PROBLEM >> Identify the lines bearing the string "JSON" and gather them.

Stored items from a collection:
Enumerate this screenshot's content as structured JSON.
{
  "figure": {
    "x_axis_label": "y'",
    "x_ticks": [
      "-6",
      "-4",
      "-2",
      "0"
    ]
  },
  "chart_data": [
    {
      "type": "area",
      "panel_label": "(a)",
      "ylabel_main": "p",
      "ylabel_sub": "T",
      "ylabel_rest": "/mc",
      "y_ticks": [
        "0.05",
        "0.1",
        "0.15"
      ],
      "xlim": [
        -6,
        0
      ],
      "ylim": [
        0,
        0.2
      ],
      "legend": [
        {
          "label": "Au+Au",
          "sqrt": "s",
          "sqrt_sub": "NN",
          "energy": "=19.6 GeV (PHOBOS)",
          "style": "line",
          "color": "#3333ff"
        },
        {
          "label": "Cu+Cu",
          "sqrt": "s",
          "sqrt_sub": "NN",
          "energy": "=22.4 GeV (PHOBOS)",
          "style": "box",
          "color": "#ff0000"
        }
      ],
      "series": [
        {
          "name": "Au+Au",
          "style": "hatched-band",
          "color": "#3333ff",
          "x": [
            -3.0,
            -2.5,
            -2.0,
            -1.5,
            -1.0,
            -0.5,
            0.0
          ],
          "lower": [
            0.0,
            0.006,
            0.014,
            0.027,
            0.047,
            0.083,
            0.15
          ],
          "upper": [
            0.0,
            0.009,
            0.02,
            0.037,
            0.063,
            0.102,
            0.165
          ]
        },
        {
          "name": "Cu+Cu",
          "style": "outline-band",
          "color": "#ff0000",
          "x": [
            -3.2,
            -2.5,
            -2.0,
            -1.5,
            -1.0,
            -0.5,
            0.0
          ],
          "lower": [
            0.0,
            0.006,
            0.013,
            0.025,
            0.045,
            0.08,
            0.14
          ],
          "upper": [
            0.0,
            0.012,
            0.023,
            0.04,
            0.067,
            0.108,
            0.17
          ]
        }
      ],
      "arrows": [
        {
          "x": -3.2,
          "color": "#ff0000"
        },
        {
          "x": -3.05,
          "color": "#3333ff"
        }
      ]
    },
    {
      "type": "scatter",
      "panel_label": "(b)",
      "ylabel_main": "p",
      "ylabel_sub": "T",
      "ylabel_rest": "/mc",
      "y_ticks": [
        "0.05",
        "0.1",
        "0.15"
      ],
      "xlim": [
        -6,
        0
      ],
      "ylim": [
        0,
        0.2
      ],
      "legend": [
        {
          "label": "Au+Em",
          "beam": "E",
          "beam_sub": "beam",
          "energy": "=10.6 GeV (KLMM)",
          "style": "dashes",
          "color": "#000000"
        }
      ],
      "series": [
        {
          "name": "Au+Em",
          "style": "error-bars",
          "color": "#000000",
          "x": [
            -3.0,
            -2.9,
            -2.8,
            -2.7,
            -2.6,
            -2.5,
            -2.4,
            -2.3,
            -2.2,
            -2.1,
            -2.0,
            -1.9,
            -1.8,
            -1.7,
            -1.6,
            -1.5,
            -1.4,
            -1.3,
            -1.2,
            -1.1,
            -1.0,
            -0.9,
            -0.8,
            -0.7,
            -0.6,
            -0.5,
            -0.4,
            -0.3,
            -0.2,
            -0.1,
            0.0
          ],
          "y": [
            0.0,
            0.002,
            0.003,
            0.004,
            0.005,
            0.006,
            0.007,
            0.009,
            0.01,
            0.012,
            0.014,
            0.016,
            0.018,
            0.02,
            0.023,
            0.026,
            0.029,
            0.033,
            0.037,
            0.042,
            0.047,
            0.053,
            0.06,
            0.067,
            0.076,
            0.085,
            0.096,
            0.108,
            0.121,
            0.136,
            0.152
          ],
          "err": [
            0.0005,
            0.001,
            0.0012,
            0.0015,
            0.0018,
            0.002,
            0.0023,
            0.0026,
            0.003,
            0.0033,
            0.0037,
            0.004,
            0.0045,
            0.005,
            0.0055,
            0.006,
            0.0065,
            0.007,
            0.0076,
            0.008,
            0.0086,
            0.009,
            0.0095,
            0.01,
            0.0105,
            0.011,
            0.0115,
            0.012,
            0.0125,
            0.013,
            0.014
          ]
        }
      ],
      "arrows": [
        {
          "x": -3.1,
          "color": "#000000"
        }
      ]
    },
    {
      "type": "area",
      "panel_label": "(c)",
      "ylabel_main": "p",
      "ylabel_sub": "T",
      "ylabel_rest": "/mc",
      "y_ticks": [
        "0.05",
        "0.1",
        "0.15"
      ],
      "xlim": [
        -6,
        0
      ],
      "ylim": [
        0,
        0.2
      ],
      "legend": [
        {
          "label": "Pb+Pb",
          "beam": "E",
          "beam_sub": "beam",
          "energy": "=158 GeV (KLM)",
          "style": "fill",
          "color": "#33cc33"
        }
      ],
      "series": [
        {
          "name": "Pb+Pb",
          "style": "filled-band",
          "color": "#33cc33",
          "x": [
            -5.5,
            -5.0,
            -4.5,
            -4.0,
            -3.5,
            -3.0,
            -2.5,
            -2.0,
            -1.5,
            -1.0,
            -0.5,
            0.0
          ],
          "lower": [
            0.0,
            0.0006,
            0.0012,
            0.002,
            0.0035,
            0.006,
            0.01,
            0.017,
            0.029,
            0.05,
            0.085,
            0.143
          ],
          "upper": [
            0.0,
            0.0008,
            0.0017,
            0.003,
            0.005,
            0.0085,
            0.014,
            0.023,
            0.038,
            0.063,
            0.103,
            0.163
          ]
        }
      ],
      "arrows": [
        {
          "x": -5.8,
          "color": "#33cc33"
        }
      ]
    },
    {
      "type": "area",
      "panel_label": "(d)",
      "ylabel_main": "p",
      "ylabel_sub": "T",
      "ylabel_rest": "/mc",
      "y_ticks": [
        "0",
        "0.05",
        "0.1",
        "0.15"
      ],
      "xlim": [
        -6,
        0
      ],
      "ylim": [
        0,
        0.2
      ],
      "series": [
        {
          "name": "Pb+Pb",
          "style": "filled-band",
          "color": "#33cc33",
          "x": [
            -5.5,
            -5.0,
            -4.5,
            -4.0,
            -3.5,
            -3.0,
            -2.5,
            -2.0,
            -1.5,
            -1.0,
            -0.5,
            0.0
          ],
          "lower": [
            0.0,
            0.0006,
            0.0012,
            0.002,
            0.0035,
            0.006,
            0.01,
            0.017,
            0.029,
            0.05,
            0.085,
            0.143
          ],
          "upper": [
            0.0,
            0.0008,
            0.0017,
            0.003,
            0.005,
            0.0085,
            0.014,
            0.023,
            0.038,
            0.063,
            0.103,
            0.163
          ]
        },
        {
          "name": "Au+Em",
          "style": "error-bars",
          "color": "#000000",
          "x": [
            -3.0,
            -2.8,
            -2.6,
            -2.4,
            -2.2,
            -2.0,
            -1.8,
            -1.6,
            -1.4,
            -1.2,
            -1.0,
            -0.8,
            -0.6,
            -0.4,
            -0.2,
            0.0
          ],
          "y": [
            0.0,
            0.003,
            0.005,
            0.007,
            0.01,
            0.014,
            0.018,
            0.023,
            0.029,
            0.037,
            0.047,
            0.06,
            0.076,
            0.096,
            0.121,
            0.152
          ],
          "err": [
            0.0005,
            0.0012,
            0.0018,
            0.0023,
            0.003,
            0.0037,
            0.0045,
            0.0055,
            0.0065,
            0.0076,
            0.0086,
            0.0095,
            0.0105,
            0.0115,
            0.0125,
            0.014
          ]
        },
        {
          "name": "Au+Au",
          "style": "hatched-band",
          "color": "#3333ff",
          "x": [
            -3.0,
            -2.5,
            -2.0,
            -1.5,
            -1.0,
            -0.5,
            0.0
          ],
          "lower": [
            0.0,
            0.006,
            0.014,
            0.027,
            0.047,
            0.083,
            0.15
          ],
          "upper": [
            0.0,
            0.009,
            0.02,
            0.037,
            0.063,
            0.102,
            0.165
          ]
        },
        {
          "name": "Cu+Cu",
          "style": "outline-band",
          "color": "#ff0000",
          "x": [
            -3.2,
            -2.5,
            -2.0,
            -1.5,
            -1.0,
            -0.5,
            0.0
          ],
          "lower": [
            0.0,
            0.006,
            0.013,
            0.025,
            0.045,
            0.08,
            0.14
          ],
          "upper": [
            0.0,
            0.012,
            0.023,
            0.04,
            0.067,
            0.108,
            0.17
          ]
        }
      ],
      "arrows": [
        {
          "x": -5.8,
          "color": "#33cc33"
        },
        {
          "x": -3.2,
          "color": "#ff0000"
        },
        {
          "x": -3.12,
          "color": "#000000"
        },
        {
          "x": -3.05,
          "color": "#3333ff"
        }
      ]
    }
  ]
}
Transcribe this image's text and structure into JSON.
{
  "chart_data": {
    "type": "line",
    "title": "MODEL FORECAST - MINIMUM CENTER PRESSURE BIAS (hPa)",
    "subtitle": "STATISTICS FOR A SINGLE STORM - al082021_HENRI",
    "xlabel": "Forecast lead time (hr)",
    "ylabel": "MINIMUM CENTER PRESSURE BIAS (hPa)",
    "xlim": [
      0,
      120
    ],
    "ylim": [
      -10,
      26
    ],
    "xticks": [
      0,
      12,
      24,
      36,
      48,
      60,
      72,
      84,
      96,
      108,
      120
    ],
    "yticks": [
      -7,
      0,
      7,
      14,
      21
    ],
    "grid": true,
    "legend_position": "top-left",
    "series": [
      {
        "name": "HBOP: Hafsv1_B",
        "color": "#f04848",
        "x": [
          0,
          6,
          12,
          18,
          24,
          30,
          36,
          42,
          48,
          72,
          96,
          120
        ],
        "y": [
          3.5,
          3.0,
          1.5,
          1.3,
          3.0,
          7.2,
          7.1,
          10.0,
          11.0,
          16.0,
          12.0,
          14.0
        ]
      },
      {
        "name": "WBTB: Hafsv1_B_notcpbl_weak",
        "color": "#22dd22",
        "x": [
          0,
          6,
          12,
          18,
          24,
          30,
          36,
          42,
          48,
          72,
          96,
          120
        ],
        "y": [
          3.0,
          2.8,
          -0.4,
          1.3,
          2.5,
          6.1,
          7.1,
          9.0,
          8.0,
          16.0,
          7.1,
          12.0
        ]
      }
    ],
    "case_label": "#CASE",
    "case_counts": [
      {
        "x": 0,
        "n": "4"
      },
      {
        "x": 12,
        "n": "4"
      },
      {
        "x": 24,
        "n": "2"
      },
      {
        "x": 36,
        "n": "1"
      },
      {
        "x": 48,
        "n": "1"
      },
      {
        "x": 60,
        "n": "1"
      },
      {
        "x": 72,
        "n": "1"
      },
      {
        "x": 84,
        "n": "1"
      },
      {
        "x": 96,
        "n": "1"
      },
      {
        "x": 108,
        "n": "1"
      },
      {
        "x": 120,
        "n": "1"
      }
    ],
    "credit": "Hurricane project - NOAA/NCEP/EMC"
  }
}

ANSWER TO THE TASK >>
Enumerate this screenshot's content as structured JSON.
Transcribe this image's text and structure into JSON.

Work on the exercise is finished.